#### Material to process:
<<<<

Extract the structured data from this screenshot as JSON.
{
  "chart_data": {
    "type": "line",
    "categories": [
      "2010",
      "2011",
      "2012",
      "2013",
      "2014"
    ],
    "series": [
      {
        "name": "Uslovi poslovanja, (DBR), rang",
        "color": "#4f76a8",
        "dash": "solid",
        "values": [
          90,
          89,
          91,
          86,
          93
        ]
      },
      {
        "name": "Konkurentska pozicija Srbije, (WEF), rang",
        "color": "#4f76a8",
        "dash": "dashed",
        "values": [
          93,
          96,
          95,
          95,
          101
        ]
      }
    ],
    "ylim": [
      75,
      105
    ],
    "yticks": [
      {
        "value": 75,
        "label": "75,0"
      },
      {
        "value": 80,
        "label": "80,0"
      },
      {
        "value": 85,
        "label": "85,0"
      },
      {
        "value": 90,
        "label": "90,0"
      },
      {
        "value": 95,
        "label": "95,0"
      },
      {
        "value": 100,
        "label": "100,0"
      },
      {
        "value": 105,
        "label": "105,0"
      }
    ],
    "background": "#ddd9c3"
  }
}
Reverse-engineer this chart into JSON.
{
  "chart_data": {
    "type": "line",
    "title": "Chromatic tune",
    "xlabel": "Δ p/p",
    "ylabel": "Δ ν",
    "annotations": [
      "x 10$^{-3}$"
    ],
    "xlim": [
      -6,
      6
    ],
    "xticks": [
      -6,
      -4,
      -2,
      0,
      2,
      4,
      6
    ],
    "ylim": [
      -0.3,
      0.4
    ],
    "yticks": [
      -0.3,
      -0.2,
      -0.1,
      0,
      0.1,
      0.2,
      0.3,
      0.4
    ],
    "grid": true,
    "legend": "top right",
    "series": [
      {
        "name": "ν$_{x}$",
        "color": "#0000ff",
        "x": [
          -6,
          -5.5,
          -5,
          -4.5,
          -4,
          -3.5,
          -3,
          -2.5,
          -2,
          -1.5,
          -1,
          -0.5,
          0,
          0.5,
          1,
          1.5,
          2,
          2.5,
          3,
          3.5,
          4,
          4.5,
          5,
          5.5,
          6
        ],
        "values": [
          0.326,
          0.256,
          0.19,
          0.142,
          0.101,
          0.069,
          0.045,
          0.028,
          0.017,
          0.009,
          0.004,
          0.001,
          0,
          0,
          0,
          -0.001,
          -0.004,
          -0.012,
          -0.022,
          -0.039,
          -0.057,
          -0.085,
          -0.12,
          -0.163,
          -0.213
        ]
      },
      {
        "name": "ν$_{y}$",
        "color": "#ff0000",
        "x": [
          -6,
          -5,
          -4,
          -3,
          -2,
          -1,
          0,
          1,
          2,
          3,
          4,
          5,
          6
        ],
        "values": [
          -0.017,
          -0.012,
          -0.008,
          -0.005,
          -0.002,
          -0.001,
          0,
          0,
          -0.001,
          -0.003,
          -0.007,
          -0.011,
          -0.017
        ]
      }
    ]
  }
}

>>>>

#### Stated exercise:
Retype the entries one by one, exactly.

#### Written solution:
Extract the structured data from this screenshot as JSON.
{
  "chart_data": {
    "type": "line",
    "categories": [
      "2010",
      "2011",
      "2012",
      "2013",
      "2014"
    ],
    "series": [
      {
        "name": "Uslovi poslovanja, (DBR), rang",
        "color": "#4f76a8",
        "dash": "solid",
        "values": [
          90,
          89,
          91,
          86,
          93
        ]
      },
      {
        "name": "Konkurentska pozicija Srbije, (WEF), rang",
        "color": "#4f76a8",
        "dash": "dashed",
        "values": [
          93,
          96,
          95,
          95,
          101
        ]
      }
    ],
    "ylim": [
      75,
      105
    ],
    "yticks": [
      {
        "value": 75,
        "label": "75,0"
      },
      {
        "value": 80,
        "label": "80,0"
      },
      {
        "value": 85,
        "label": "85,0"
      },
      {
        "value": 90,
        "label": "90,0"
      },
      {
        "value": 95,
        "label": "95,0"
      },
      {
        "value": 100,
        "label": "100,0"
      },
      {
        "value": 105,
        "label": "105,0"
      }
    ],
    "background": "#ddd9c3"
  }
}
Reverse-engineer this chart into JSON.
{
  "chart_data": {
    "type": "line",
    "title": "Chromatic tune",
    "xlabel": "Δ p/p",
    "ylabel": "Δ ν",
    "annotations": [
      "x 10$^{-3}$"
    ],
    "xlim": [
      -6,
      6
    ],
    "xticks": [
      -6,
      -4,
      -2,
      0,
      2,
      4,
      6
    ],
    "ylim": [
      -0.3,
      0.4
    ],
    "yticks": [
      -0.3,
      -0.2,
      -0.1,
      0,
      0.1,
      0.2,
      0.3,
      0.4
    ],
    "grid": true,
    "legend": "top right",
    "series": [
      {
        "name": "ν$_{x}$",
        "color": "#0000ff",
        "x": [
          -6,
          -5.5,
          -5,
          -4.5,
          -4,
          -3.5,
          -3,
          -2.5,
          -2,
          -1.5,
          -1,
          -0.5,
          0,
          0.5,
          1,
          1.5,
          2,
          2.5,
          3,
          3.5,
          4,
          4.5,
          5,
          5.5,
          6
        ],
        "values": [
          0.326,
          0.256,
          0.19,
          0.142,
          0.101,
          0.069,
          0.045,
          0.028,
          0.017,
          0.009,
          0.004,
          0.001,
          0,
          0,
          0,
          -0.001,
          -0.004,
          -0.012,
          -0.022,
          -0.039,
          -0.057,
          -0.085,
          -0.12,
          -0.163,
          -0.213
        ]
      },
      {
        "name": "ν$_{y}$",
        "color": "#ff0000",
        "x": [
          -6,
          -5,
          -4,
          -3,
          -2,
          -1,
          0,
          1,
          2,
          3,
          4,
          5,
          6
        ],
        "values": [
          -0.017,
          -0.012,
          -0.008,
          -0.005,
          -0.002,
          -0.001,
          0,
          0,
          -0.001,
          -0.003,
          -0.007,
          -0.011,
          -0.017
        ]
      }
    ]
  }
}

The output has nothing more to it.